▸ **Given information**
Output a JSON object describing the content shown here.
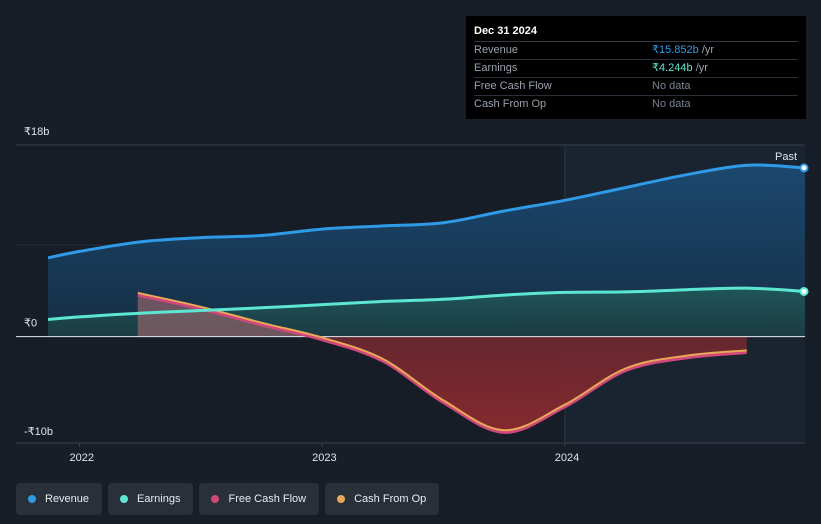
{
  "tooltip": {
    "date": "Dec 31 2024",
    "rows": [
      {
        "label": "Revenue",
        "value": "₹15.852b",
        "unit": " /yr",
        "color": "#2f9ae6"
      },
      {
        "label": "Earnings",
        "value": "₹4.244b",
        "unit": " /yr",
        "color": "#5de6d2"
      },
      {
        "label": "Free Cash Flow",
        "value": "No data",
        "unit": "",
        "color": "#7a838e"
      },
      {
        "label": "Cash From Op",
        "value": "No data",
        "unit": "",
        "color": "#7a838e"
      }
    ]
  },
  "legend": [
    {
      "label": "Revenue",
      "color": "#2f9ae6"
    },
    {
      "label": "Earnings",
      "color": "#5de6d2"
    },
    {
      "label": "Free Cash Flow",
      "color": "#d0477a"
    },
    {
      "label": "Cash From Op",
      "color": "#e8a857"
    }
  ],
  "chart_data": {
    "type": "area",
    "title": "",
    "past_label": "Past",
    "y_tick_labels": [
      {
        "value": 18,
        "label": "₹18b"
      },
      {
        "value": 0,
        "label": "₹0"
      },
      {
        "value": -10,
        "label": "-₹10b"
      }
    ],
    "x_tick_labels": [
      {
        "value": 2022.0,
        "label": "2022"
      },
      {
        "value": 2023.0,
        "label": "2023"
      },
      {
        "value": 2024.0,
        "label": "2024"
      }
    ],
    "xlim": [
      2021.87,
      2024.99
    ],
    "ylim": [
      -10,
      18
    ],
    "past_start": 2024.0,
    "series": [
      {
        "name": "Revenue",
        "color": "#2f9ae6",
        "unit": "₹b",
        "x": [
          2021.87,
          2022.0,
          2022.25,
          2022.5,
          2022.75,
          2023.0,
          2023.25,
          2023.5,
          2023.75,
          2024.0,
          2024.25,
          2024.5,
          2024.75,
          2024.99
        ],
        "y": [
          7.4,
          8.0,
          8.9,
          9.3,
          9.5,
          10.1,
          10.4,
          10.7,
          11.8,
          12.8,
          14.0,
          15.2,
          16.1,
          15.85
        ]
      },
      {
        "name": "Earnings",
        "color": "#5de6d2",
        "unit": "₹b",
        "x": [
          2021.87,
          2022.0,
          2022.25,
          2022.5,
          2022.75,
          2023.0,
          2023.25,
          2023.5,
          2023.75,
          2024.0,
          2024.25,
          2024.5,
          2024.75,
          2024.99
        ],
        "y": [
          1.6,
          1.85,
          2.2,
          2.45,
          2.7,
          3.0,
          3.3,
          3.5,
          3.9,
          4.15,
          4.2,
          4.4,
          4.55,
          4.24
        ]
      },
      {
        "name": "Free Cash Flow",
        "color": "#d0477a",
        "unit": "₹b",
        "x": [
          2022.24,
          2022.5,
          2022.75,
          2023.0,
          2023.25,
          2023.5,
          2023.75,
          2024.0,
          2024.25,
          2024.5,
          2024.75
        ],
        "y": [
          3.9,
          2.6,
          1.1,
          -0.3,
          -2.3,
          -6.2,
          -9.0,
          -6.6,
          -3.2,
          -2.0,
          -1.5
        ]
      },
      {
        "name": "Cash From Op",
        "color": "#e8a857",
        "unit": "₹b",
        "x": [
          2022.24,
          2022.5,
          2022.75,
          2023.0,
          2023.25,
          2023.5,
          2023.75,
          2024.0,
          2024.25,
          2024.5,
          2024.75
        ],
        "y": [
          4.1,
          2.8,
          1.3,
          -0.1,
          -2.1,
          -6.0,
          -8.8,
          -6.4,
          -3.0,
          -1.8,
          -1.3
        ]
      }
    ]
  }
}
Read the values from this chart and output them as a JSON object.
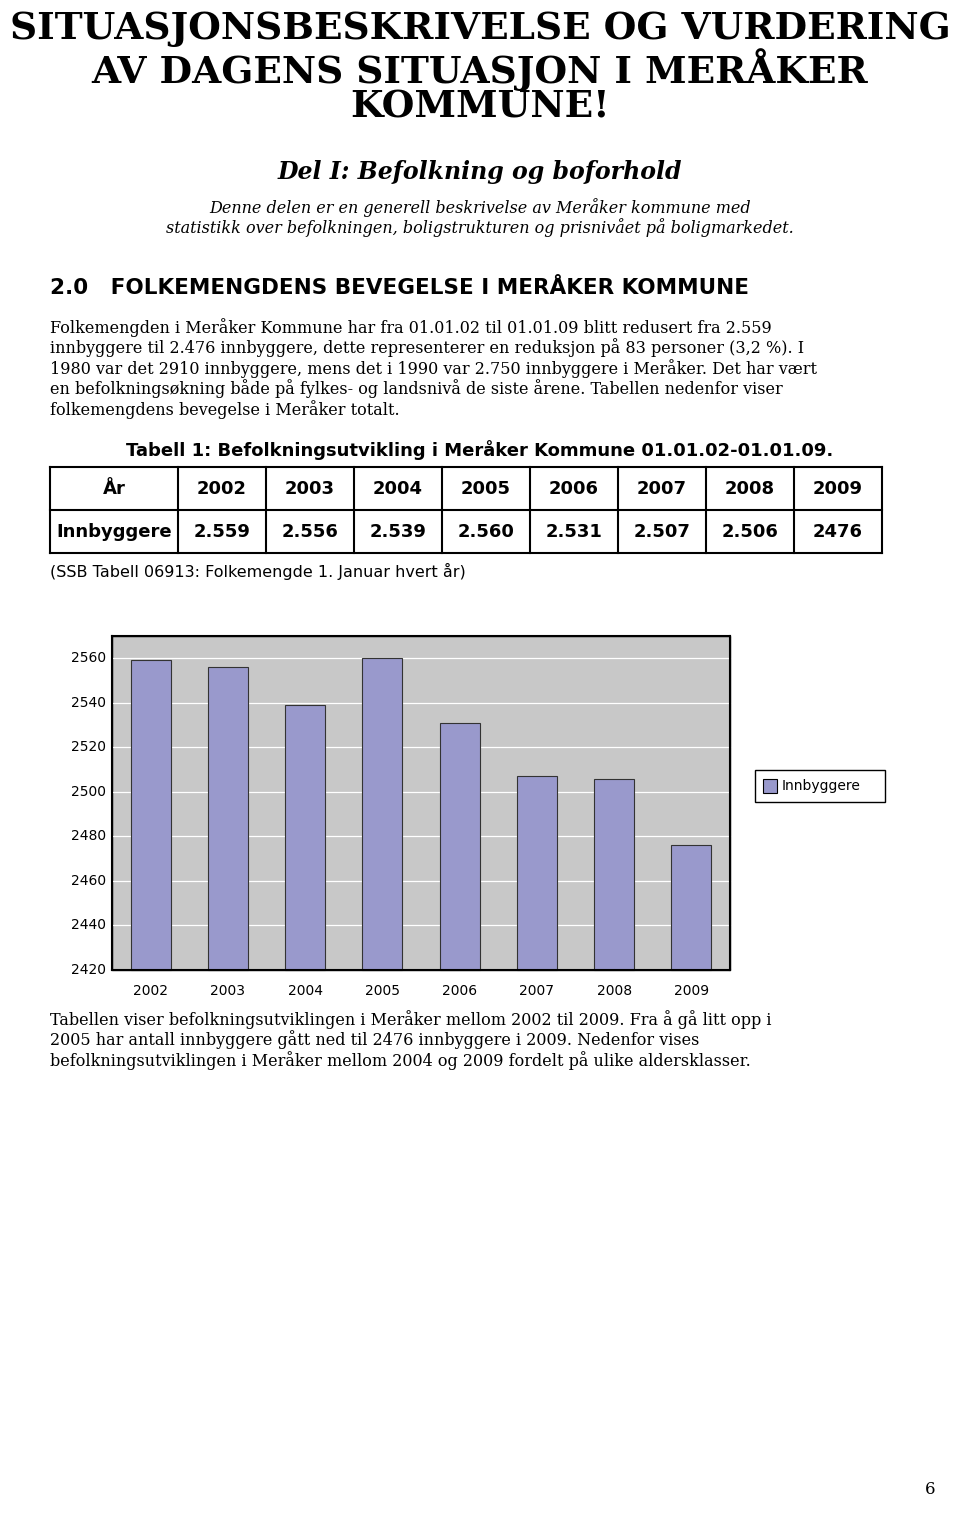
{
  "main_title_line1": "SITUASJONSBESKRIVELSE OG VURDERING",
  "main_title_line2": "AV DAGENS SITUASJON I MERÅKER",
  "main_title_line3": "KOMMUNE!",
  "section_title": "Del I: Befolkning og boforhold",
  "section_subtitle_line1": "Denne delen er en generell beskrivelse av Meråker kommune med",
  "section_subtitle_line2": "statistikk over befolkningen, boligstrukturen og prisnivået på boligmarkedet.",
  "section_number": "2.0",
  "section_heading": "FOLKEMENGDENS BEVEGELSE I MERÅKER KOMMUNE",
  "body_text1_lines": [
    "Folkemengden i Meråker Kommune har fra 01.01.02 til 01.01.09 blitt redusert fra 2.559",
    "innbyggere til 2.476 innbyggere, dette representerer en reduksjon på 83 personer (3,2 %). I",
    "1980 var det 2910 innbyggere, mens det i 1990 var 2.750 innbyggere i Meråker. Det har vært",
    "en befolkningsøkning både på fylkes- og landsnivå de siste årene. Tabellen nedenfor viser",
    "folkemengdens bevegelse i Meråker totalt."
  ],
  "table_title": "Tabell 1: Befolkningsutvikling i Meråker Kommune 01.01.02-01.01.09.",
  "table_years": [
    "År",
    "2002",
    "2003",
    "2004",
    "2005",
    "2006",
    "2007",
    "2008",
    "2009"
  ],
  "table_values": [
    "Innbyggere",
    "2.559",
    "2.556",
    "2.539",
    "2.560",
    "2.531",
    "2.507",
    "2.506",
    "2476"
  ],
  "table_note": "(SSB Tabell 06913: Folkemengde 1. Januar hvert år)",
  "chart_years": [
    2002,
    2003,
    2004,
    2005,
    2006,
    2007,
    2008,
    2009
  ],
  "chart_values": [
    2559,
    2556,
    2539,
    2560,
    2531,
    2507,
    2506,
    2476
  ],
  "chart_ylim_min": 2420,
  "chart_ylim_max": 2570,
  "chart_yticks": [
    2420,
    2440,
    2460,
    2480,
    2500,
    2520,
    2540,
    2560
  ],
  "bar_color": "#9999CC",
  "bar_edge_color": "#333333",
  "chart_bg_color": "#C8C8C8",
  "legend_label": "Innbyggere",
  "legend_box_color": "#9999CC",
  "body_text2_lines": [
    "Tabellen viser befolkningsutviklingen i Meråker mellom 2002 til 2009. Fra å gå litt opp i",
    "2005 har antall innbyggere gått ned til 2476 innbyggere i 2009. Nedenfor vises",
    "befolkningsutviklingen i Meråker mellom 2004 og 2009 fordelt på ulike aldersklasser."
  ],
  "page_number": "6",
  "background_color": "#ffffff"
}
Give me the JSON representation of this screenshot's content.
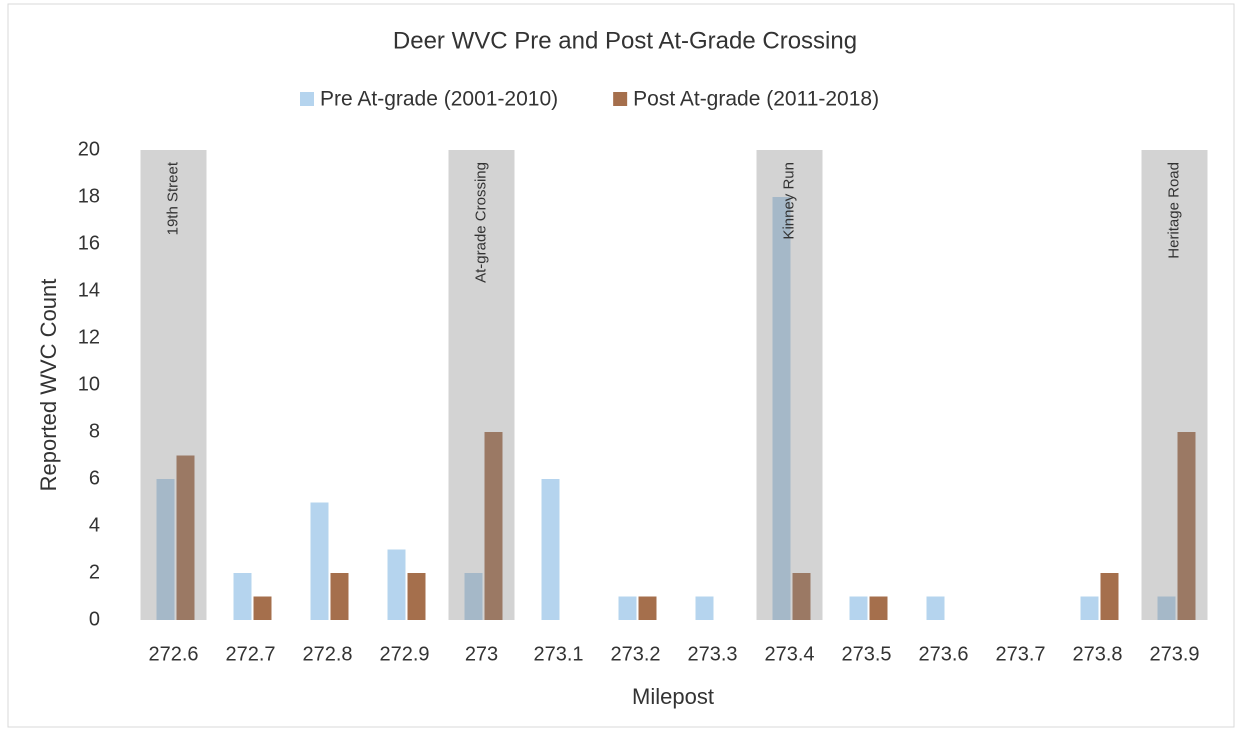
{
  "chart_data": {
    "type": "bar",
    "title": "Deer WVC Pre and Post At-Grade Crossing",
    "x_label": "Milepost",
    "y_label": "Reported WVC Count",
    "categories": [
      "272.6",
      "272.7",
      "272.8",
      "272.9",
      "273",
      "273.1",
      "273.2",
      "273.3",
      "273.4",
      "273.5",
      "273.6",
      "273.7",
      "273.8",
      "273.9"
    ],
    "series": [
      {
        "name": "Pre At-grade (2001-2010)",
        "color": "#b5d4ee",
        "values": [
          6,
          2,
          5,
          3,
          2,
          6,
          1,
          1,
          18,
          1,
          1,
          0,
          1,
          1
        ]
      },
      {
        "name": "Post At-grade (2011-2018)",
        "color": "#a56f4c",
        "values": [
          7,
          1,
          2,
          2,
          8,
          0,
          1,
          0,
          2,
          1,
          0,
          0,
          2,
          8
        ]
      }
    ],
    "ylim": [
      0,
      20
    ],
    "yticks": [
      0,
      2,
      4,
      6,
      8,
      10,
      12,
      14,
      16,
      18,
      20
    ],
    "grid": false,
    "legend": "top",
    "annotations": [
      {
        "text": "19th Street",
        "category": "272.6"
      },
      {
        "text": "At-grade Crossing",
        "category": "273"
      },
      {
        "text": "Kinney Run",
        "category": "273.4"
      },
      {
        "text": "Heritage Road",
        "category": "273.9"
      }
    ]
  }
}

▸ **Set exercise**
Reproduce every line above as written, skipping pictures.

▸ **Expected output**
Output a JSON object describing the content shown here.
{
  "tooltip": {
    "date": "Dec 31 2024",
    "rows": [
      {
        "label": "Revenue",
        "value": "₹15.852b",
        "unit": " /yr",
        "color": "#2f9ae6"
      },
      {
        "label": "Earnings",
        "value": "₹4.244b",
        "unit": " /yr",
        "color": "#5de6d2"
      },
      {
        "label": "Free Cash Flow",
        "value": "No data",
        "unit": "",
        "color": "#7a838e"
      },
      {
        "label": "Cash From Op",
        "value": "No data",
        "unit": "",
        "color": "#7a838e"
      }
    ]
  },
  "legend": [
    {
      "label": "Revenue",
      "color": "#2f9ae6"
    },
    {
      "label": "Earnings",
      "color": "#5de6d2"
    },
    {
      "label": "Free Cash Flow",
      "color": "#d0477a"
    },
    {
      "label": "Cash From Op",
      "color": "#e8a857"
    }
  ],
  "chart_data": {
    "type": "area",
    "title": "",
    "past_label": "Past",
    "y_tick_labels": [
      {
        "value": 18,
        "label": "₹18b"
      },
      {
        "value": 0,
        "label": "₹0"
      },
      {
        "value": -10,
        "label": "-₹10b"
      }
    ],
    "x_tick_labels": [
      {
        "value": 2022.0,
        "label": "2022"
      },
      {
        "value": 2023.0,
        "label": "2023"
      },
      {
        "value": 2024.0,
        "label": "2024"
      }
    ],
    "xlim": [
      2021.87,
      2024.99
    ],
    "ylim": [
      -10,
      18
    ],
    "past_start": 2024.0,
    "series": [
      {
        "name": "Revenue",
        "color": "#2f9ae6",
        "unit": "₹b",
        "x": [
          2021.87,
          2022.0,
          2022.25,
          2022.5,
          2022.75,
          2023.0,
          2023.25,
          2023.5,
          2023.75,
          2024.0,
          2024.25,
          2024.5,
          2024.75,
          2024.99
        ],
        "y": [
          7.4,
          8.0,
          8.9,
          9.3,
          9.5,
          10.1,
          10.4,
          10.7,
          11.8,
          12.8,
          14.0,
          15.2,
          16.1,
          15.85
        ]
      },
      {
        "name": "Earnings",
        "color": "#5de6d2",
        "unit": "₹b",
        "x": [
          2021.87,
          2022.0,
          2022.25,
          2022.5,
          2022.75,
          2023.0,
          2023.25,
          2023.5,
          2023.75,
          2024.0,
          2024.25,
          2024.5,
          2024.75,
          2024.99
        ],
        "y": [
          1.6,
          1.85,
          2.2,
          2.45,
          2.7,
          3.0,
          3.3,
          3.5,
          3.9,
          4.15,
          4.2,
          4.4,
          4.55,
          4.24
        ]
      },
      {
        "name": "Free Cash Flow",
        "color": "#d0477a",
        "unit": "₹b",
        "x": [
          2022.24,
          2022.5,
          2022.75,
          2023.0,
          2023.25,
          2023.5,
          2023.75,
          2024.0,
          2024.25,
          2024.5,
          2024.75
        ],
        "y": [
          3.9,
          2.6,
          1.1,
          -0.3,
          -2.3,
          -6.2,
          -9.0,
          -6.6,
          -3.2,
          -2.0,
          -1.5
        ]
      },
      {
        "name": "Cash From Op",
        "color": "#e8a857",
        "unit": "₹b",
        "x": [
          2022.24,
          2022.5,
          2022.75,
          2023.0,
          2023.25,
          2023.5,
          2023.75,
          2024.0,
          2024.25,
          2024.5,
          2024.75
        ],
        "y": [
          4.1,
          2.8,
          1.3,
          -0.1,
          -2.1,
          -6.0,
          -8.8,
          -6.4,
          -3.0,
          -1.8,
          -1.3
        ]
      }
    ]
  }
}
Read the values from this chart and output them as a JSON object.
{
  "main_title_line1": "SITUASJONSBESKRIVELSE OG VURDERING",
  "main_title_line2": "AV DAGENS SITUASJON I MERÅKER",
  "main_title_line3": "KOMMUNE!",
  "section_title": "Del I: Befolkning og boforhold",
  "section_subtitle_line1": "Denne delen er en generell beskrivelse av Meråker kommune med",
  "section_subtitle_line2": "statistikk over befolkningen, boligstrukturen og prisnivået på boligmarkedet.",
  "section_number": "2.0",
  "section_heading": "FOLKEMENGDENS BEVEGELSE I MERÅKER KOMMUNE",
  "body_text1_lines": [
    "Folkemengden i Meråker Kommune har fra 01.01.02 til 01.01.09 blitt redusert fra 2.559",
    "innbyggere til 2.476 innbyggere, dette representerer en reduksjon på 83 personer (3,2 %). I",
    "1980 var det 2910 innbyggere, mens det i 1990 var 2.750 innbyggere i Meråker. Det har vært",
    "en befolkningsøkning både på fylkes- og landsnivå de siste årene. Tabellen nedenfor viser",
    "folkemengdens bevegelse i Meråker totalt."
  ],
  "table_title": "Tabell 1: Befolkningsutvikling i Meråker Kommune 01.01.02-01.01.09.",
  "table_years": [
    "År",
    "2002",
    "2003",
    "2004",
    "2005",
    "2006",
    "2007",
    "2008",
    "2009"
  ],
  "table_values": [
    "Innbyggere",
    "2.559",
    "2.556",
    "2.539",
    "2.560",
    "2.531",
    "2.507",
    "2.506",
    "2476"
  ],
  "table_note": "(SSB Tabell 06913: Folkemengde 1. Januar hvert år)",
  "chart_years": [
    2002,
    2003,
    2004,
    2005,
    2006,
    2007,
    2008,
    2009
  ],
  "chart_values": [
    2559,
    2556,
    2539,
    2560,
    2531,
    2507,
    2506,
    2476
  ],
  "chart_ylim_min": 2420,
  "chart_ylim_max": 2570,
  "chart_yticks": [
    2420,
    2440,
    2460,
    2480,
    2500,
    2520,
    2540,
    2560
  ],
  "bar_color": "#9999CC",
  "bar_edge_color": "#333333",
  "chart_bg_color": "#C8C8C8",
  "legend_label": "Innbyggere",
  "legend_box_color": "#9999CC",
  "body_text2_lines": [
    "Tabellen viser befolkningsutviklingen i Meråker mellom 2002 til 2009. Fra å gå litt opp i",
    "2005 har antall innbyggere gått ned til 2476 innbyggere i 2009. Nedenfor vises",
    "befolkningsutviklingen i Meråker mellom 2004 og 2009 fordelt på ulike aldersklasser."
  ],
  "page_number": "6",
  "background_color": "#ffffff"
}
Give me the JSON representation of this screenshot's content.
{
  "chart_data": {
    "type": "bar",
    "title": "Deer WVC Pre and Post At-Grade Crossing",
    "x_label": "Milepost",
    "y_label": "Reported WVC Count",
    "categories": [
      "272.6",
      "272.7",
      "272.8",
      "272.9",
      "273",
      "273.1",
      "273.2",
      "273.3",
      "273.4",
      "273.5",
      "273.6",
      "273.7",
      "273.8",
      "273.9"
    ],
    "series": [
      {
        "name": "Pre At-grade (2001-2010)",
        "color": "#b5d4ee",
        "values": [
          6,
          2,
          5,
          3,
          2,
          6,
          1,
          1,
          18,
          1,
          1,
          0,
          1,
          1
        ]
      },
      {
        "name": "Post At-grade (2011-2018)",
        "color": "#a56f4c",
        "values": [
          7,
          1,
          2,
          2,
          8,
          0,
          1,
          0,
          2,
          1,
          0,
          0,
          2,
          8
        ]
      }
    ],
    "ylim": [
      0,
      20
    ],
    "yticks": [
      0,
      2,
      4,
      6,
      8,
      10,
      12,
      14,
      16,
      18,
      20
    ],
    "grid": false,
    "legend": "top",
    "annotations": [
      {
        "text": "19th Street",
        "category": "272.6"
      },
      {
        "text": "At-grade Crossing",
        "category": "273"
      },
      {
        "text": "Kinney Run",
        "category": "273.4"
      },
      {
        "text": "Heritage Road",
        "category": "273.9"
      }
    ]
  }
}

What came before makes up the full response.